◆ **EXERCISE DIRECTIONS**:
Set down, in full, every record in the block.

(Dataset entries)

********************

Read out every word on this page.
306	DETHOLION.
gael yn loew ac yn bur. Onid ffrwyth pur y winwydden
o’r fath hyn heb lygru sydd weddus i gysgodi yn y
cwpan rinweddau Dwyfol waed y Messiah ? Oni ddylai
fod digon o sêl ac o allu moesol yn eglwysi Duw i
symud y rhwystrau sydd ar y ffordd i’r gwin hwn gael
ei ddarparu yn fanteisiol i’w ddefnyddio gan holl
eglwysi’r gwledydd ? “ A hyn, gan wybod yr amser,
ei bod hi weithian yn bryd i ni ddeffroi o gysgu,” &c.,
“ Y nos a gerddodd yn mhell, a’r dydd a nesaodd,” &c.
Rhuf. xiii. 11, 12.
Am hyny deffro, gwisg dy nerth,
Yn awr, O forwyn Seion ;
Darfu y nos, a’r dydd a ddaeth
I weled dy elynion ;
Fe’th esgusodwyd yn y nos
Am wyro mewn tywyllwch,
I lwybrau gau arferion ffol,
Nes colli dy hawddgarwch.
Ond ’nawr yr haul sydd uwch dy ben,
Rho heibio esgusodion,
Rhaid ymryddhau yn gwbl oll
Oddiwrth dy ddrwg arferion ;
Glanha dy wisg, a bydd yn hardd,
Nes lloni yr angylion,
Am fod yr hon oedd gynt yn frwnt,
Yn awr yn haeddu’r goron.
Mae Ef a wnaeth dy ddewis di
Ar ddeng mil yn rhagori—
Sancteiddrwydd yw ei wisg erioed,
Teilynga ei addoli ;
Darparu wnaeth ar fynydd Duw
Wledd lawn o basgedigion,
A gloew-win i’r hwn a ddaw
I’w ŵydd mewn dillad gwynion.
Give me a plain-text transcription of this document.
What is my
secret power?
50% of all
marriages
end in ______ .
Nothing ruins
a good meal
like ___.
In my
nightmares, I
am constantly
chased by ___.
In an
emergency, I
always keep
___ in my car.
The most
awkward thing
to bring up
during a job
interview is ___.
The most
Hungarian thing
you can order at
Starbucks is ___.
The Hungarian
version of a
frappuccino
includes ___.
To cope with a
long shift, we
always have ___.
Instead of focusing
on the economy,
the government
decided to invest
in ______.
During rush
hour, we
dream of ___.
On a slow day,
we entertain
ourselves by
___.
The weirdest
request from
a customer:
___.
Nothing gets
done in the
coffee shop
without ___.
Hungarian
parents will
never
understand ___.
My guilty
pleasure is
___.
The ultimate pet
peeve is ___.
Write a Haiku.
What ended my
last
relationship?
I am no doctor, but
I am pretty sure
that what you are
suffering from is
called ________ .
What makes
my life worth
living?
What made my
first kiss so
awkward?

********************

◆ **SOLUTION BELOW**:
Read out every word on this page.
306	DETHOLION.
gael yn loew ac yn bur. Onid ffrwyth pur y winwydden
o’r fath hyn heb lygru sydd weddus i gysgodi yn y
cwpan rinweddau Dwyfol waed y Messiah ? Oni ddylai
fod digon o sêl ac o allu moesol yn eglwysi Duw i
symud y rhwystrau sydd ar y ffordd i’r gwin hwn gael
ei ddarparu yn fanteisiol i’w ddefnyddio gan holl
eglwysi’r gwledydd ? “ A hyn, gan wybod yr amser,
ei bod hi weithian yn bryd i ni ddeffroi o gysgu,” &c.,
“ Y nos a gerddodd yn mhell, a’r dydd a nesaodd,” &c.
Rhuf. xiii. 11, 12.
Am hyny deffro, gwisg dy nerth,
Yn awr, O forwyn Seion ;
Darfu y nos, a’r dydd a ddaeth
I weled dy elynion ;
Fe’th esgusodwyd yn y nos
Am wyro mewn tywyllwch,
I lwybrau gau arferion ffol,
Nes colli dy hawddgarwch.
Ond ’nawr yr haul sydd uwch dy ben,
Rho heibio esgusodion,
Rhaid ymryddhau yn gwbl oll
Oddiwrth dy ddrwg arferion ;
Glanha dy wisg, a bydd yn hardd,
Nes lloni yr angylion,
Am fod yr hon oedd gynt yn frwnt,
Yn awr yn haeddu’r goron.
Mae Ef a wnaeth dy ddewis di
Ar ddeng mil yn rhagori—
Sancteiddrwydd yw ei wisg erioed,
Teilynga ei addoli ;
Darparu wnaeth ar fynydd Duw
Wledd lawn o basgedigion,
A gloew-win i’r hwn a ddaw
I’w ŵydd mewn dillad gwynion.
Give me a plain-text transcription of this document.
What is my
secret power?
50% of all
marriages
end in ______ .
Nothing ruins
a good meal
like ___.
In my
nightmares, I
am constantly
chased by ___.
In an
emergency, I
always keep
___ in my car.
The most
awkward thing
to bring up
during a job
interview is ___.
The most
Hungarian thing
you can order at
Starbucks is ___.
The Hungarian
version of a
frappuccino
includes ___.
To cope with a
long shift, we
always have ___.
Instead of focusing
on the economy,
the government
decided to invest
in ______.
During rush
hour, we
dream of ___.
On a slow day,
we entertain
ourselves by
___.
The weirdest
request from
a customer:
___.
Nothing gets
done in the
coffee shop
without ___.
Hungarian
parents will
never
understand ___.
My guilty
pleasure is
___.
The ultimate pet
peeve is ___.
Write a Haiku.
What ended my
last
relationship?
I am no doctor, but
I am pretty sure
that what you are
suffering from is
called ________ .
What makes
my life worth
living?
What made my
first kiss so
awkward?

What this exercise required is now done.